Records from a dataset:
────────────────

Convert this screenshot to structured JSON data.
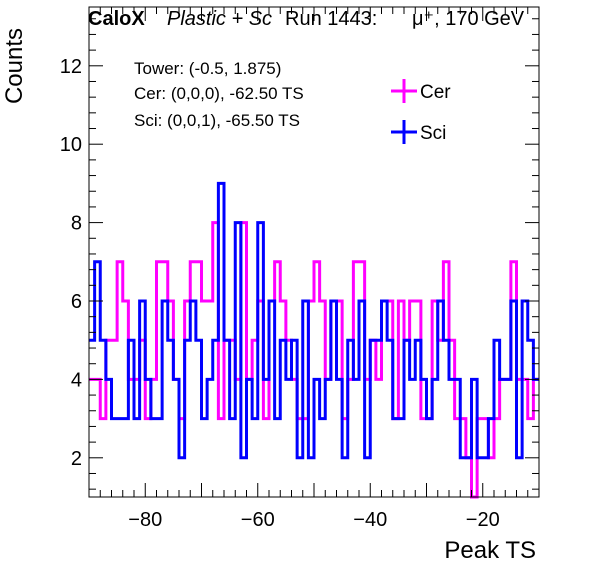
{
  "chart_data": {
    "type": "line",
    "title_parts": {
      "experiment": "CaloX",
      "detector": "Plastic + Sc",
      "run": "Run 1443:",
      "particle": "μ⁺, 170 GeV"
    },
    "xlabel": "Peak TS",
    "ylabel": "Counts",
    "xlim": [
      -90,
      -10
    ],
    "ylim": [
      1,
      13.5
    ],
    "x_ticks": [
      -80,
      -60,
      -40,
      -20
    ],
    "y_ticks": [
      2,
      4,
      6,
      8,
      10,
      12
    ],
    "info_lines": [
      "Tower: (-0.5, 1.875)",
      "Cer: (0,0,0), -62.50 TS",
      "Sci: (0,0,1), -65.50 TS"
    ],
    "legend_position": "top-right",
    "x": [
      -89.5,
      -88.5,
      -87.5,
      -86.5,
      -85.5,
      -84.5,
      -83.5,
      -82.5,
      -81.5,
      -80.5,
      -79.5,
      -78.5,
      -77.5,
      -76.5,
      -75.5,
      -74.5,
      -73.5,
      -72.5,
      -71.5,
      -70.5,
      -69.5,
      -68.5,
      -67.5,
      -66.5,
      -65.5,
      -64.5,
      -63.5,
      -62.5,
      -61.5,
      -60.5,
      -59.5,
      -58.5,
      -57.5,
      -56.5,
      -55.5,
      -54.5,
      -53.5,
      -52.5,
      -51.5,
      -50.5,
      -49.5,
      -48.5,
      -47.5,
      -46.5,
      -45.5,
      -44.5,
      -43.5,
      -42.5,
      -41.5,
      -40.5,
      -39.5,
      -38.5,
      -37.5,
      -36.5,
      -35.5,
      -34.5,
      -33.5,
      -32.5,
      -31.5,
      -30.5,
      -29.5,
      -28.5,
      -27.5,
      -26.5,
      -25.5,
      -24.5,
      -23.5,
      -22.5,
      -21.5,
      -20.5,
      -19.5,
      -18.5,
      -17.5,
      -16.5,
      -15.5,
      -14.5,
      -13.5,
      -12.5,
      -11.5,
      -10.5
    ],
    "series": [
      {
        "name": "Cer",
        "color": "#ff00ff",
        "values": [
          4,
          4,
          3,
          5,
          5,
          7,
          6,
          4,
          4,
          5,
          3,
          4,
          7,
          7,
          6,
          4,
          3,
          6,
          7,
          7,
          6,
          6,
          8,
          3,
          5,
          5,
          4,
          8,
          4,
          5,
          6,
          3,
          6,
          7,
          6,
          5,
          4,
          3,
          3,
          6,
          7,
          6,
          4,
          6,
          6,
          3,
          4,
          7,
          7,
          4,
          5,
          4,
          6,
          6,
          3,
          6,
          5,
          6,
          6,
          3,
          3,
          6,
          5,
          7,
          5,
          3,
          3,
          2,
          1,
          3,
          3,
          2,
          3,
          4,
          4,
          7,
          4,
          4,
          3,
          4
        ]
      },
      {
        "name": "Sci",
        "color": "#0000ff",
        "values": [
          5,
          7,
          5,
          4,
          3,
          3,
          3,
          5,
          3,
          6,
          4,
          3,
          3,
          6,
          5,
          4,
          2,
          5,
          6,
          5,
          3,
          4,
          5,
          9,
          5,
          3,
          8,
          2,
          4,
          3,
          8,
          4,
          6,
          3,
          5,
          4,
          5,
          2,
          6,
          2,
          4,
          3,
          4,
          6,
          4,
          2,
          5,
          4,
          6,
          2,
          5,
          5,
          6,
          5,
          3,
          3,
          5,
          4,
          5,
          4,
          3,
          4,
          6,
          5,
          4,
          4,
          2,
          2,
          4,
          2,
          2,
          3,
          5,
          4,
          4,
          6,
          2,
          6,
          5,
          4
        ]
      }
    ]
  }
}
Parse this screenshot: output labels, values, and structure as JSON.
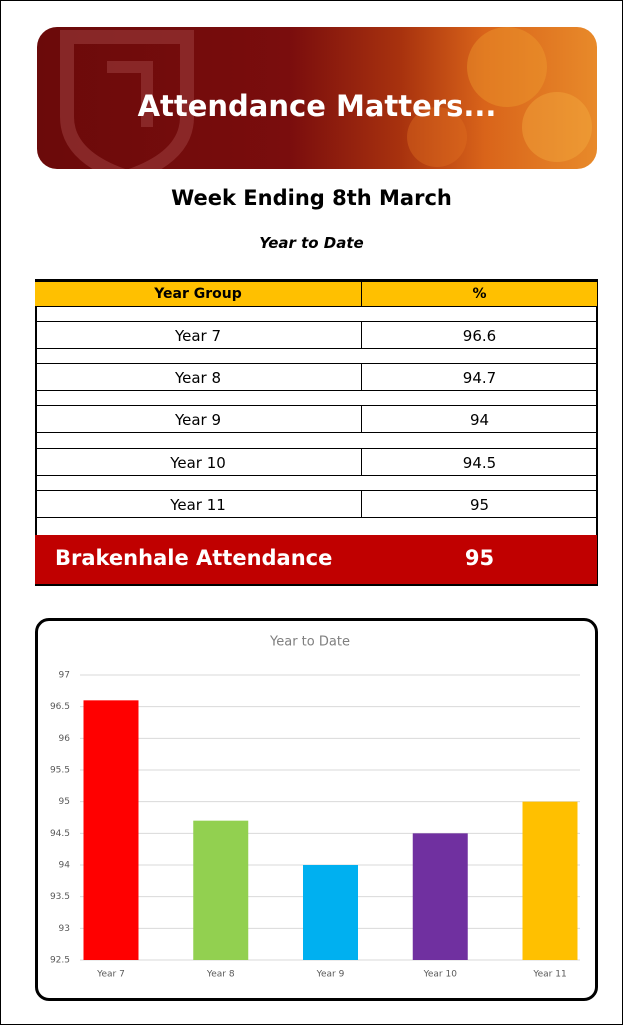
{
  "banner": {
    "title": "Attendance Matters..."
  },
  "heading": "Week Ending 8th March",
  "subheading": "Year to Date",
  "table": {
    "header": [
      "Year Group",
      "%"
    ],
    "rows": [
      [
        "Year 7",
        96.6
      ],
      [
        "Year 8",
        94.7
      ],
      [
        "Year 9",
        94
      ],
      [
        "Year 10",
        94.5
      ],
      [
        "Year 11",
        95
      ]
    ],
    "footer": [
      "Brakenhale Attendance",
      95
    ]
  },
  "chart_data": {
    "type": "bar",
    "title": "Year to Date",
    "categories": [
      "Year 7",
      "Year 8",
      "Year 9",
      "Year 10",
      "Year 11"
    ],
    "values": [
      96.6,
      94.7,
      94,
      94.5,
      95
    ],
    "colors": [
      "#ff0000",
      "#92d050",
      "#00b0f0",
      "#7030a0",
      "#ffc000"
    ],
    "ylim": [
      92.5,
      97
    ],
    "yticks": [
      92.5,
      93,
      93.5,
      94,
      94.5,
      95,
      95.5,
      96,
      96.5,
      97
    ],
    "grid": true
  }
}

────────────────

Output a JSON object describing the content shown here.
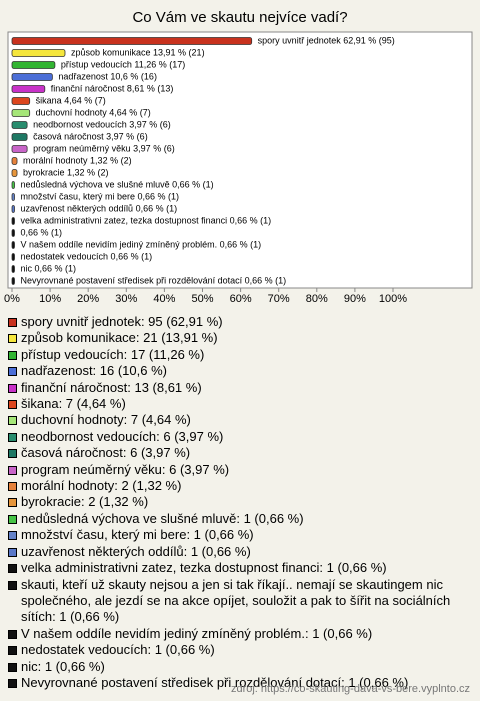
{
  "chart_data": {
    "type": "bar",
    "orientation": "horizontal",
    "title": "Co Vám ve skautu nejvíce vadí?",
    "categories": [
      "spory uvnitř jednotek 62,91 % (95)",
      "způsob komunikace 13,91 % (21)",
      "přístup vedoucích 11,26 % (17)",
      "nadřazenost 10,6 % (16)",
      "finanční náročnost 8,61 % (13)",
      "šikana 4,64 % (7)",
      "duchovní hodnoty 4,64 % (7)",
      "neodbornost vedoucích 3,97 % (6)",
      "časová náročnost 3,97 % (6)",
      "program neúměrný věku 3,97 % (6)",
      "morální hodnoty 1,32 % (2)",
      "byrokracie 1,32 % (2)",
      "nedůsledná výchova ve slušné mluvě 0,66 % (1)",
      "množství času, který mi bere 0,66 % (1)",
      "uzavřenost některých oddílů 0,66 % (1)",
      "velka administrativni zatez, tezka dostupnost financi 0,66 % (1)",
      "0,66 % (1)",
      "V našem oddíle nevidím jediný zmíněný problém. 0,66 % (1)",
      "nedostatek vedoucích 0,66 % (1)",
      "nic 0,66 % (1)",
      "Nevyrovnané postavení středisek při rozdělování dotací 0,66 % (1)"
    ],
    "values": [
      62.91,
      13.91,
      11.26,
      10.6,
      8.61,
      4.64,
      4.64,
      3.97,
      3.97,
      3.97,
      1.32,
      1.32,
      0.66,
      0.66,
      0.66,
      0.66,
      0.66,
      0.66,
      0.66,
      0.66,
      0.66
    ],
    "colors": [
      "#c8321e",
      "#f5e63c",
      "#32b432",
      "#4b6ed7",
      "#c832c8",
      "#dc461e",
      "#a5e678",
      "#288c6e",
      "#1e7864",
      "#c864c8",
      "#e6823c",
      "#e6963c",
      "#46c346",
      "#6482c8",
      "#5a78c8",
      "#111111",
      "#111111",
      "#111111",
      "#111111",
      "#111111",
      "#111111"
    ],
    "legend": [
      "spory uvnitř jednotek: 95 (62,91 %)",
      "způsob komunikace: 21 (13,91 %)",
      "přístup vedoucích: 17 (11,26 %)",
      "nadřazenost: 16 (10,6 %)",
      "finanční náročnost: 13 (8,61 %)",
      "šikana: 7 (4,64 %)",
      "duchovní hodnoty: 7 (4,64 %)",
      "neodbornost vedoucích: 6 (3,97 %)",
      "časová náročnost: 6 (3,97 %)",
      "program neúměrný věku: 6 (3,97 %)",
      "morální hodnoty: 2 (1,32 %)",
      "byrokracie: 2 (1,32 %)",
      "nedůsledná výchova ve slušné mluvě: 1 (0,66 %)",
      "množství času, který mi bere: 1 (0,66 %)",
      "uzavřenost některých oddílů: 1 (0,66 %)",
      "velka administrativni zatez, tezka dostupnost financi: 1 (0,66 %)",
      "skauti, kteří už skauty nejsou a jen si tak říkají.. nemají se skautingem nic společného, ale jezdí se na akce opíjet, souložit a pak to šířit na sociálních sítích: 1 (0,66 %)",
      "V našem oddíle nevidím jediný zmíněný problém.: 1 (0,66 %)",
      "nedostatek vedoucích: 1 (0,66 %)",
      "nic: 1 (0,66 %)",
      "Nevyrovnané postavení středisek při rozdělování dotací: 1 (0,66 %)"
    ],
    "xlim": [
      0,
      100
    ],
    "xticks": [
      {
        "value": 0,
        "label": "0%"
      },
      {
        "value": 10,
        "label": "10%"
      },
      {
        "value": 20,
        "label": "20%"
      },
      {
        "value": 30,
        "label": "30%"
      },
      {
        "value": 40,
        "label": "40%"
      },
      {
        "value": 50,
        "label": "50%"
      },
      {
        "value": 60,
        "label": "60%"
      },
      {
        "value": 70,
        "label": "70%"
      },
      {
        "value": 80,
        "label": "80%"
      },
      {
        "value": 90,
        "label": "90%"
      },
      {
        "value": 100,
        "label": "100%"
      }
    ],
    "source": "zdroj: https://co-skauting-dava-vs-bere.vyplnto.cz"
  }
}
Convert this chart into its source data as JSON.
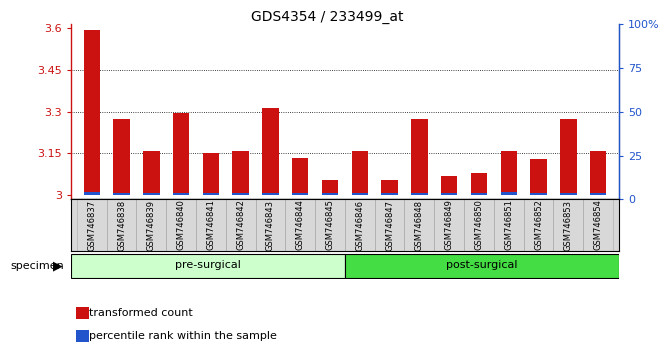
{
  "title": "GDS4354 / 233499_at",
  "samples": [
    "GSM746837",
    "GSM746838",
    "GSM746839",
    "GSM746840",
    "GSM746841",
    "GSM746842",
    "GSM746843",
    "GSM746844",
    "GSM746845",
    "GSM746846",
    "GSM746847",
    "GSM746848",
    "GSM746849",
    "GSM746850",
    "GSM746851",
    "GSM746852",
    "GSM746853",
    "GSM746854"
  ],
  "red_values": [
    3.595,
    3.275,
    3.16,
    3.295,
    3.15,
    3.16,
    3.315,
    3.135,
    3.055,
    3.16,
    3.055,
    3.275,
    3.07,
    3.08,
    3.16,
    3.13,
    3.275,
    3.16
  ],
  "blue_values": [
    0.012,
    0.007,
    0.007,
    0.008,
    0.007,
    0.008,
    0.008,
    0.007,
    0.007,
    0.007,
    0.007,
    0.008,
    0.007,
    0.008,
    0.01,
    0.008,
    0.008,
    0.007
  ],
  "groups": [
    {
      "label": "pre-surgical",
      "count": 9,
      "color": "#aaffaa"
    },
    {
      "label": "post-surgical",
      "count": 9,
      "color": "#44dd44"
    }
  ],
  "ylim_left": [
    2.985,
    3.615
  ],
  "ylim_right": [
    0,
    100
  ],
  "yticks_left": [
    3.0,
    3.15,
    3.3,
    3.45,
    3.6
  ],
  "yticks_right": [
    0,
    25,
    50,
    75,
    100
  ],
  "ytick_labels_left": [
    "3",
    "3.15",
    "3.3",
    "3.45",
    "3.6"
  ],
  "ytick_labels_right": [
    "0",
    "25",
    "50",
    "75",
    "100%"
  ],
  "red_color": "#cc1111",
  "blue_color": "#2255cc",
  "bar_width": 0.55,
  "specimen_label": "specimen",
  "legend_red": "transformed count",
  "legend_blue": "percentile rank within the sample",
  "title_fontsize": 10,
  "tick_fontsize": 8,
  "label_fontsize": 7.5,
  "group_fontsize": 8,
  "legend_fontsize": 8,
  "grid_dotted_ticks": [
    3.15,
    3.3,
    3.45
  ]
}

────────────────

* Problem description
Every line in the data that holds "problém" should be copied out.

* Written answer
      "V našem oddíle nevidím jediný zmíněný problém. 0,66 % (1)",
      "V našem oddíle nevidím jediný zmíněný problém.: 1 (0,66 %)",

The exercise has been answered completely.